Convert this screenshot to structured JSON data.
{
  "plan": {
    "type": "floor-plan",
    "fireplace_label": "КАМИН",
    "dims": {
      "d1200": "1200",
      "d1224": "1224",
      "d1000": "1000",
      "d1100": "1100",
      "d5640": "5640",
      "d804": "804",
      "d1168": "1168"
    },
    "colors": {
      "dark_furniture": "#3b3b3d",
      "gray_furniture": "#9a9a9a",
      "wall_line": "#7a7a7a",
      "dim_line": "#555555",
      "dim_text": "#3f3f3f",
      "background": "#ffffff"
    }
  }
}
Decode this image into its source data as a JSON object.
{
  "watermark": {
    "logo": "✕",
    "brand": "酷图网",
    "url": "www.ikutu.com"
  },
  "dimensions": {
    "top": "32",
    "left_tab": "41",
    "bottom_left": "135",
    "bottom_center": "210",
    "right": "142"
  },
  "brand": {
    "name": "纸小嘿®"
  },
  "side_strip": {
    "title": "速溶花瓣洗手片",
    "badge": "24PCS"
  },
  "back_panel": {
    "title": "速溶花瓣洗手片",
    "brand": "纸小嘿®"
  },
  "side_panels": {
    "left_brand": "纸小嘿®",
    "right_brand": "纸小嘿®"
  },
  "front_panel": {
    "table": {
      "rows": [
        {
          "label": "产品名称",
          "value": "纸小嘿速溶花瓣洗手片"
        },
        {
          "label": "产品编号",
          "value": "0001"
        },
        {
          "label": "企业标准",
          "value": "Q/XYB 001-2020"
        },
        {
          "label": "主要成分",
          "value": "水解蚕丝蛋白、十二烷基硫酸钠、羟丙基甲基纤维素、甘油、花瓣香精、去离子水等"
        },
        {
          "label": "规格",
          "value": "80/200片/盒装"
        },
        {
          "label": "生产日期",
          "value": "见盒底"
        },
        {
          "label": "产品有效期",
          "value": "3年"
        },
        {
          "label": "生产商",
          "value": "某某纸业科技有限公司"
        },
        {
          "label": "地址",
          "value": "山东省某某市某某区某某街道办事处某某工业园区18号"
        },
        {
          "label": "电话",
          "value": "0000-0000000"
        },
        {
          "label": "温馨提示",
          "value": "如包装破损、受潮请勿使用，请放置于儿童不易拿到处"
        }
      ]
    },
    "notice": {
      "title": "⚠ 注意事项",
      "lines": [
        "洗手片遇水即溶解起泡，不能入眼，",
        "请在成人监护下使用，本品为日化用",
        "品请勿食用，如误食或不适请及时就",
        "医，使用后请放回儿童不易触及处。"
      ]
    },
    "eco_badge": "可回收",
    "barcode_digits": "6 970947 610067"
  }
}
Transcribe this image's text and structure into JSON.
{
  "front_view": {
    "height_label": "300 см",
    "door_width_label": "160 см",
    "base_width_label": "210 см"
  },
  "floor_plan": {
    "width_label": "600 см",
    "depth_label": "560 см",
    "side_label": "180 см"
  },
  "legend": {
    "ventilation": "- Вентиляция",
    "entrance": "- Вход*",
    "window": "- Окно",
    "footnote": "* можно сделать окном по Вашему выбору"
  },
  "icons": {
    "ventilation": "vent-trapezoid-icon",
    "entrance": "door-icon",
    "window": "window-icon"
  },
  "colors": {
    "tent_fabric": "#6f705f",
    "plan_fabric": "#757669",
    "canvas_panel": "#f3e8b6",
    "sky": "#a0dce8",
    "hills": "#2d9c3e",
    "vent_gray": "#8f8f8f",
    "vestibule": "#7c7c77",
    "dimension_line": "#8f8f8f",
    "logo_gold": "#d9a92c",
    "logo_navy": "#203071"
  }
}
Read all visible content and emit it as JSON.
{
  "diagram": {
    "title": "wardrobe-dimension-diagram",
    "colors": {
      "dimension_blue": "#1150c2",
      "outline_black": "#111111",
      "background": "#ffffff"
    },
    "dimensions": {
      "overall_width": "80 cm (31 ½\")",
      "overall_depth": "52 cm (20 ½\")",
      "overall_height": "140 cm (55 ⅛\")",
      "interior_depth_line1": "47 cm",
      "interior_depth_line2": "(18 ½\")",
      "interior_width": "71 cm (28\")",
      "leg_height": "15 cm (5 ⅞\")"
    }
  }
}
• • • • •
- [What the exercise asks]
Write out every record verbatim.

- [Task answer]
Convert this screenshot to structured JSON data.
{
  "plan": {
    "type": "floor-plan",
    "fireplace_label": "КАМИН",
    "dims": {
      "d1200": "1200",
      "d1224": "1224",
      "d1000": "1000",
      "d1100": "1100",
      "d5640": "5640",
      "d804": "804",
      "d1168": "1168"
    },
    "colors": {
      "dark_furniture": "#3b3b3d",
      "gray_furniture": "#9a9a9a",
      "wall_line": "#7a7a7a",
      "dim_line": "#555555",
      "dim_text": "#3f3f3f",
      "background": "#ffffff"
    }
  }
}
Decode this image into its source data as a JSON object.
{
  "watermark": {
    "logo": "✕",
    "brand": "酷图网",
    "url": "www.ikutu.com"
  },
  "dimensions": {
    "top": "32",
    "left_tab": "41",
    "bottom_left": "135",
    "bottom_center": "210",
    "right": "142"
  },
  "brand": {
    "name": "纸小嘿®"
  },
  "side_strip": {
    "title": "速溶花瓣洗手片",
    "badge": "24PCS"
  },
  "back_panel": {
    "title": "速溶花瓣洗手片",
    "brand": "纸小嘿®"
  },
  "side_panels": {
    "left_brand": "纸小嘿®",
    "right_brand": "纸小嘿®"
  },
  "front_panel": {
    "table": {
      "rows": [
        {
          "label": "产品名称",
          "value": "纸小嘿速溶花瓣洗手片"
        },
        {
          "label": "产品编号",
          "value": "0001"
        },
        {
          "label": "企业标准",
          "value": "Q/XYB 001-2020"
        },
        {
          "label": "主要成分",
          "value": "水解蚕丝蛋白、十二烷基硫酸钠、羟丙基甲基纤维素、甘油、花瓣香精、去离子水等"
        },
        {
          "label": "规格",
          "value": "80/200片/盒装"
        },
        {
          "label": "生产日期",
          "value": "见盒底"
        },
        {
          "label": "产品有效期",
          "value": "3年"
        },
        {
          "label": "生产商",
          "value": "某某纸业科技有限公司"
        },
        {
          "label": "地址",
          "value": "山东省某某市某某区某某街道办事处某某工业园区18号"
        },
        {
          "label": "电话",
          "value": "0000-0000000"
        },
        {
          "label": "温馨提示",
          "value": "如包装破损、受潮请勿使用，请放置于儿童不易拿到处"
        }
      ]
    },
    "notice": {
      "title": "⚠ 注意事项",
      "lines": [
        "洗手片遇水即溶解起泡，不能入眼，",
        "请在成人监护下使用，本品为日化用",
        "品请勿食用，如误食或不适请及时就",
        "医，使用后请放回儿童不易触及处。"
      ]
    },
    "eco_badge": "可回收",
    "barcode_digits": "6 970947 610067"
  }
}
Transcribe this image's text and structure into JSON.
{
  "front_view": {
    "height_label": "300 см",
    "door_width_label": "160 см",
    "base_width_label": "210 см"
  },
  "floor_plan": {
    "width_label": "600 см",
    "depth_label": "560 см",
    "side_label": "180 см"
  },
  "legend": {
    "ventilation": "- Вентиляция",
    "entrance": "- Вход*",
    "window": "- Окно",
    "footnote": "* можно сделать окном по Вашему выбору"
  },
  "icons": {
    "ventilation": "vent-trapezoid-icon",
    "entrance": "door-icon",
    "window": "window-icon"
  },
  "colors": {
    "tent_fabric": "#6f705f",
    "plan_fabric": "#757669",
    "canvas_panel": "#f3e8b6",
    "sky": "#a0dce8",
    "hills": "#2d9c3e",
    "vent_gray": "#8f8f8f",
    "vestibule": "#7c7c77",
    "dimension_line": "#8f8f8f",
    "logo_gold": "#d9a92c",
    "logo_navy": "#203071"
  }
}
Read all visible content and emit it as JSON.
{
  "diagram": {
    "title": "wardrobe-dimension-diagram",
    "colors": {
      "dimension_blue": "#1150c2",
      "outline_black": "#111111",
      "background": "#ffffff"
    },
    "dimensions": {
      "overall_width": "80 cm (31 ½\")",
      "overall_depth": "52 cm (20 ½\")",
      "overall_height": "140 cm (55 ⅛\")",
      "interior_depth_line1": "47 cm",
      "interior_depth_line2": "(18 ½\")",
      "interior_width": "71 cm (28\")",
      "leg_height": "15 cm (5 ⅞\")"
    }
  }
}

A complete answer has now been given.